* **Stated goal**: Copy each of the entries below faithfully, setting aside any pictures.

* **Dataset**:
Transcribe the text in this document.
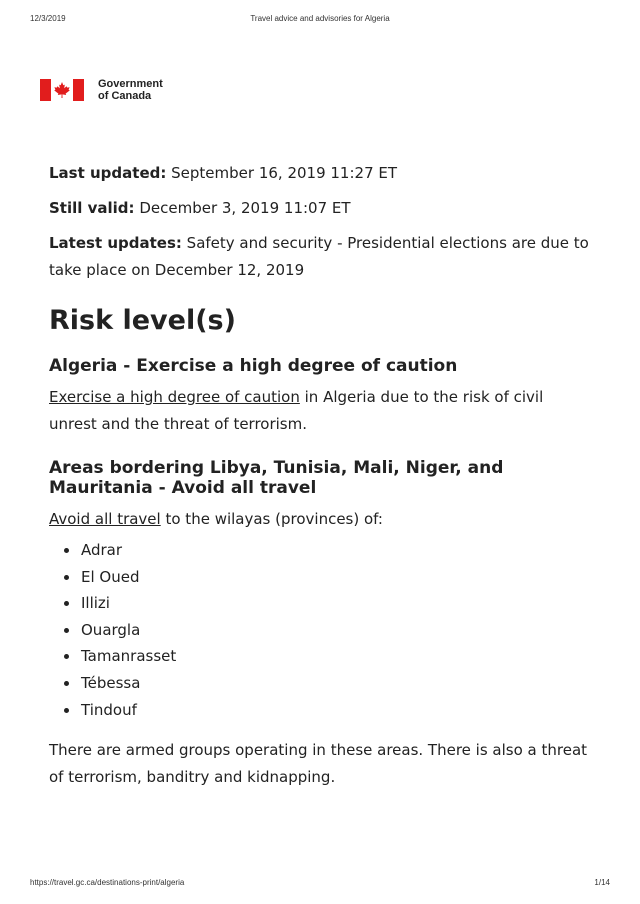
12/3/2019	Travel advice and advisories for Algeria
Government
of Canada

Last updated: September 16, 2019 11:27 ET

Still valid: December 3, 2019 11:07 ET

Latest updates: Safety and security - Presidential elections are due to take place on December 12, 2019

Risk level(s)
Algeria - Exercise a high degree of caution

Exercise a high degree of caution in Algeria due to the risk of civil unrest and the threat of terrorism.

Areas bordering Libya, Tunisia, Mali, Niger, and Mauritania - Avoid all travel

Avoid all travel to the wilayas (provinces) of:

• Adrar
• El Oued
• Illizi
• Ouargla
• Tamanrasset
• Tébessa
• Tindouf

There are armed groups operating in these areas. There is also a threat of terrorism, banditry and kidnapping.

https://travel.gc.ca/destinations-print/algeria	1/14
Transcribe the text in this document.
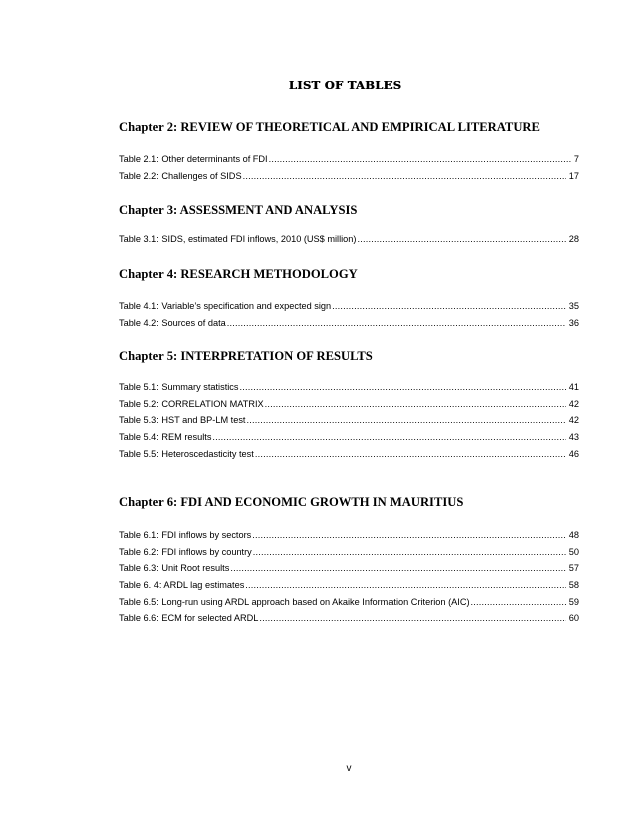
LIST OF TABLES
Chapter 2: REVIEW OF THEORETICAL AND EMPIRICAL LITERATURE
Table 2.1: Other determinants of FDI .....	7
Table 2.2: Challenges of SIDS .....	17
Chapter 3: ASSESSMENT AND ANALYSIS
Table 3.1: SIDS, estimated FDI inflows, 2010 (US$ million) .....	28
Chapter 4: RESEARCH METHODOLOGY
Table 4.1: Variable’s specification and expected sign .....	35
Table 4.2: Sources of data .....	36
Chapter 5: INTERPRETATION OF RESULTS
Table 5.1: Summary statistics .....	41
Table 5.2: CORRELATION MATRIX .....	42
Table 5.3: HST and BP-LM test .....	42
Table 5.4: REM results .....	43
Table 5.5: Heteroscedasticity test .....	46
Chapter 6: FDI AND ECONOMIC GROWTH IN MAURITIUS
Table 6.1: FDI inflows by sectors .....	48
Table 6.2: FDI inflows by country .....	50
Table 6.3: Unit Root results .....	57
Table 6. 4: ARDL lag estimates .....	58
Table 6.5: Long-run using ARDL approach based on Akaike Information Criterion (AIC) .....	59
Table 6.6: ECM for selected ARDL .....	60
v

* **Solution for this exercise**:
Transcribe the text in this document.
12/3/2019	Travel advice and advisories for Algeria
Government
of Canada

Last updated: September 16, 2019 11:27 ET

Still valid: December 3, 2019 11:07 ET

Latest updates: Safety and security - Presidential elections are due to take place on December 12, 2019

Risk level(s)
Algeria - Exercise a high degree of caution

Exercise a high degree of caution in Algeria due to the risk of civil unrest and the threat of terrorism.

Areas bordering Libya, Tunisia, Mali, Niger, and Mauritania - Avoid all travel

Avoid all travel to the wilayas (provinces) of:

• Adrar
• El Oued
• Illizi
• Ouargla
• Tamanrasset
• Tébessa
• Tindouf

There are armed groups operating in these areas. There is also a threat of terrorism, banditry and kidnapping.

https://travel.gc.ca/destinations-print/algeria	1/14
Transcribe the text in this document.
LIST OF TABLES
Chapter 2: REVIEW OF THEORETICAL AND EMPIRICAL LITERATURE
Table 2.1: Other determinants of FDI .....	7
Table 2.2: Challenges of SIDS .....	17
Chapter 3: ASSESSMENT AND ANALYSIS
Table 3.1: SIDS, estimated FDI inflows, 2010 (US$ million) .....	28
Chapter 4: RESEARCH METHODOLOGY
Table 4.1: Variable’s specification and expected sign .....	35
Table 4.2: Sources of data .....	36
Chapter 5: INTERPRETATION OF RESULTS
Table 5.1: Summary statistics .....	41
Table 5.2: CORRELATION MATRIX .....	42
Table 5.3: HST and BP-LM test .....	42
Table 5.4: REM results .....	43
Table 5.5: Heteroscedasticity test .....	46
Chapter 6: FDI AND ECONOMIC GROWTH IN MAURITIUS
Table 6.1: FDI inflows by sectors .....	48
Table 6.2: FDI inflows by country .....	50
Table 6.3: Unit Root results .....	57
Table 6. 4: ARDL lag estimates .....	58
Table 6.5: Long-run using ARDL approach based on Akaike Information Criterion (AIC) .....	59
Table 6.6: ECM for selected ARDL .....	60
v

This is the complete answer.